>> Start DATA
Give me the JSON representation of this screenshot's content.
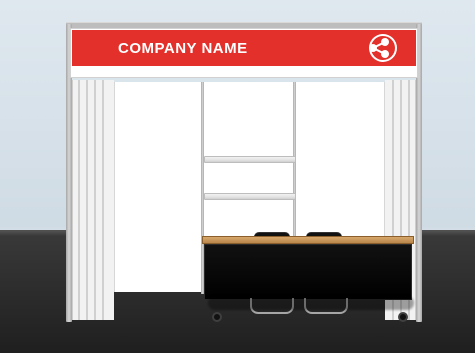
{
  "fascia": {
    "company_name": "COMPANY NAME"
  },
  "icons": {
    "logo": "three-dots-network-logo"
  },
  "colors": {
    "brand_red": "#e3302b",
    "fascia_white": "#ffffff",
    "frame_gray": "#bdbdbd",
    "wall": "#dfe8ef",
    "floor": "#2b2b2b",
    "counter_black": "#000000",
    "counter_wood": "#c6925a"
  }
}
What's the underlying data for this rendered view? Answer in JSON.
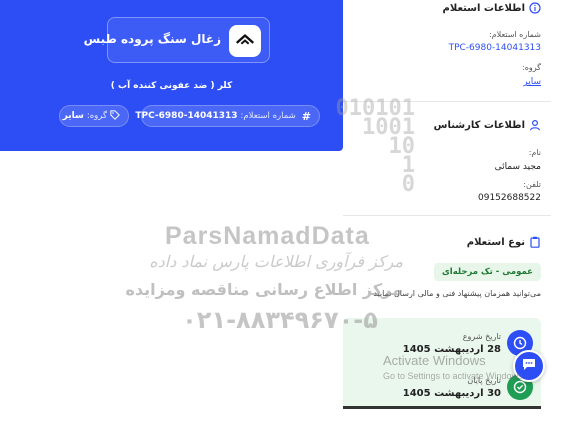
{
  "header": {
    "brand_name": "زغال سنگ پروده طبس",
    "subtitle": "کلر ( ضد عفونی کننده آب )",
    "tender_label": "شماره استعلام:",
    "tender_number": "TPC-6980-14041313",
    "group_label": "گروه:",
    "group_value": "سایر"
  },
  "info": {
    "title": "اطلاعات استعلام",
    "number_label": "شماره استعلام:",
    "number_value": "TPC-6980-14041313",
    "group_label": "گروه:",
    "group_value": "سایر"
  },
  "expert": {
    "title": "اطلاعات کارشناس",
    "name_label": "نام:",
    "name_value": "مجید سمائی",
    "phone_label": "تلفن:",
    "phone_value": "09152688522"
  },
  "type": {
    "title": "نوع استعلام",
    "badge": "عمومی - تک مرحله‌ای",
    "description": "می‌توانید همزمان پیشنهاد فنی و مالی ارسال نمایید"
  },
  "dates": {
    "start_label": "تاریخ شروع",
    "start_value": "28 اردیبهشت 1405",
    "end_label": "تاریخ پایان",
    "end_value": "30 اردیبهشت 1405"
  },
  "watermark": {
    "digits_1": "010101",
    "digits_2": "1001",
    "digits_3": "10",
    "digits_4": "1",
    "digits_5": "0",
    "brand": "ParsNamadData",
    "line_fa_1": "مرکز فرآوری اطلاعات پارس نماد داده",
    "line_fa_2": "مرکز اطلاع رسانی مناقصه ومزایده",
    "phone": "۰۲۱-۸۸۳۴۹۶۷۰-۵"
  },
  "os_overlay": {
    "activate_title": "Activate Windows",
    "activate_sub": "Go to Settings to activate Windows."
  },
  "colors": {
    "primary": "#2d4ef5",
    "success_bg": "#e8f6ea",
    "success_text": "#1f7a35",
    "end_circle": "#1f9d55"
  },
  "icons": {
    "brand": "roof-logo-icon",
    "tender": "hash-icon",
    "group": "tag-icon",
    "info": "info-circle-icon",
    "expert": "user-icon",
    "type": "clipboard-icon",
    "start": "clock-icon",
    "end": "check-circle-icon",
    "chat": "chat-icon"
  }
}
>> End DATA
From the entries above, copy every line that holds the word "اردیبهشت".

▶ SOLVED EXERCISE:
    "start_value": "28 اردیبهشت 1405",
    "end_value": "30 اردیبهشت 1405"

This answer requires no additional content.